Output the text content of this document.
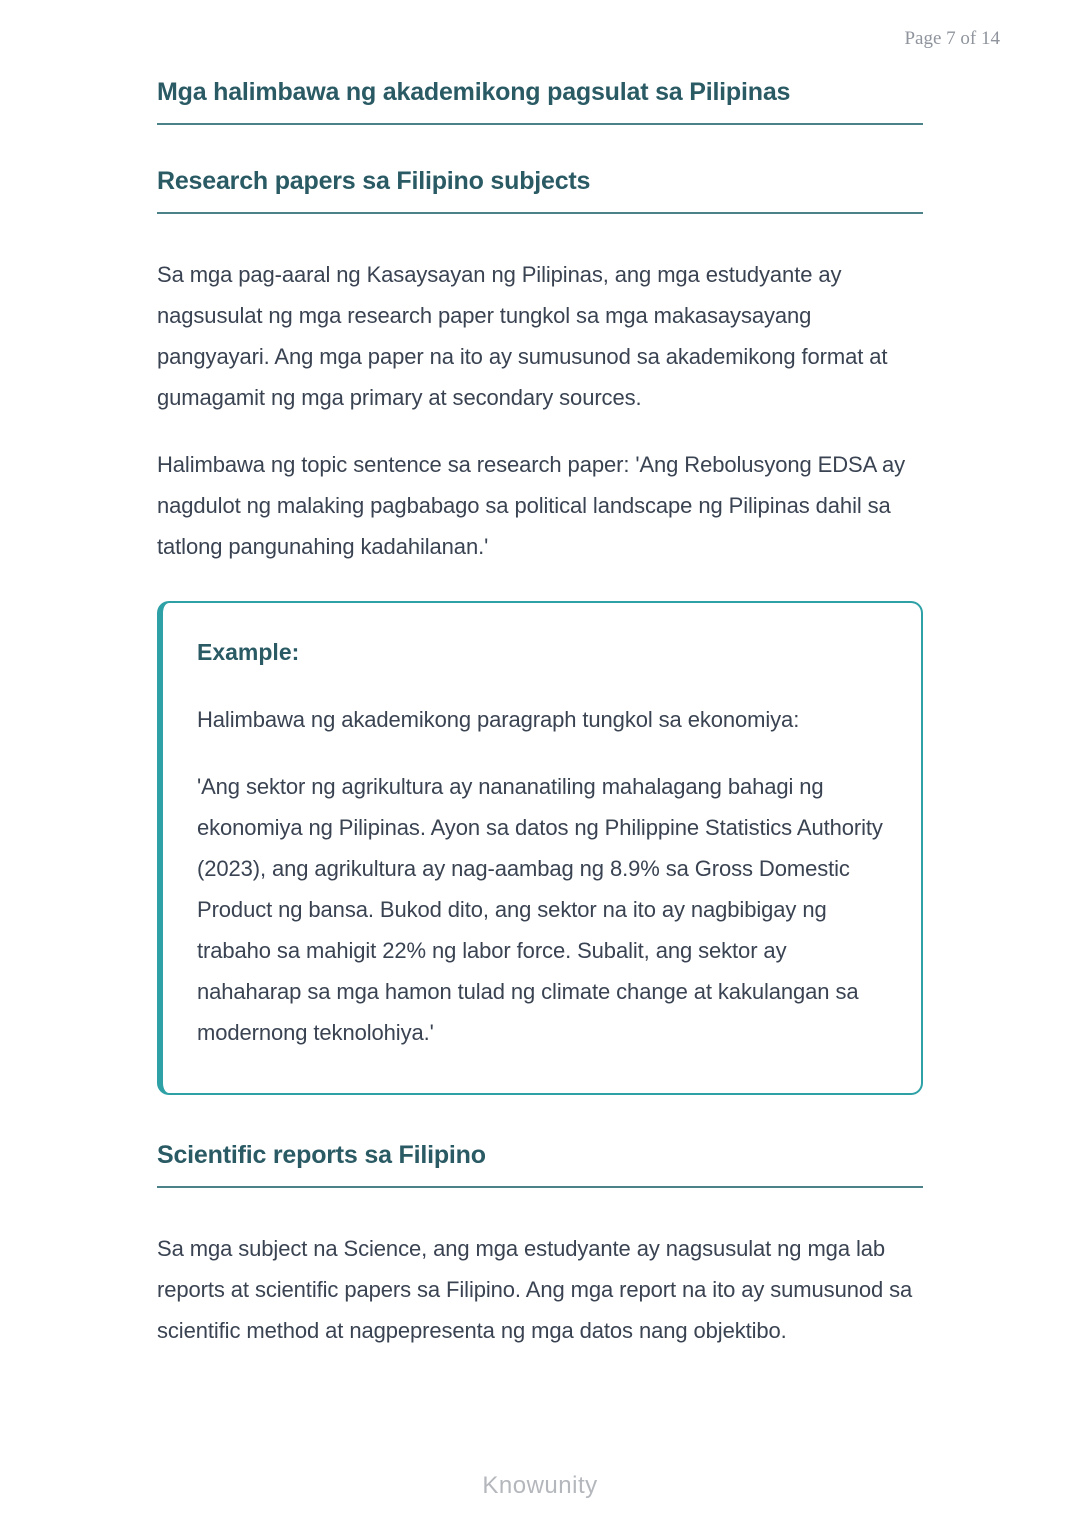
Page 7 of 14
Mga halimbawa ng akademikong pagsulat sa Pilipinas
Research papers sa Filipino subjects

Sa mga pag-aaral ng Kasaysayan ng Pilipinas, ang mga estudyante ay nagsusulat ng mga research paper tungkol sa mga makasaysayang pangyayari. Ang mga paper na ito ay sumusunod sa akademikong format at gumagamit ng mga primary at secondary sources.

Halimbawa ng topic sentence sa research paper: 'Ang Rebolusyong EDSA ay nagdulot ng malaking pagbabago sa political landscape ng Pilipinas dahil sa tatlong pangunahing kadahilanan.'

Example:

Halimbawa ng akademikong paragraph tungkol sa ekonomiya:

'Ang sektor ng agrikultura ay nananatiling mahalagang bahagi ng ekonomiya ng Pilipinas. Ayon sa datos ng Philippine Statistics Authority (2023), ang agrikultura ay nag-aambag ng 8.9% sa Gross Domestic Product ng bansa. Bukod dito, ang sektor na ito ay nagbibigay ng trabaho sa mahigit 22% ng labor force. Subalit, ang sektor ay nahaharap sa mga hamon tulad ng climate change at kakulangan sa modernong teknolohiya.'

Scientific reports sa Filipino

Sa mga subject na Science, ang mga estudyante ay nagsusulat ng mga lab reports at scientific papers sa Filipino. Ang mga report na ito ay sumusunod sa scientific method at nagpepresenta ng mga datos nang objektibo.

Knowunity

» **Description of the task**:
Filter the listing above by the word "reports"; copy each line that passes.

» **Answer to the problem**:
Scientific reports sa Filipino
Sa mga subject na Science, ang mga estudyante ay nagsusulat ng mga lab reports at scientific papers sa Filipino. Ang mga report na ito ay sumusunod sa scientific method at nagpepresenta ng mga datos nang objektibo.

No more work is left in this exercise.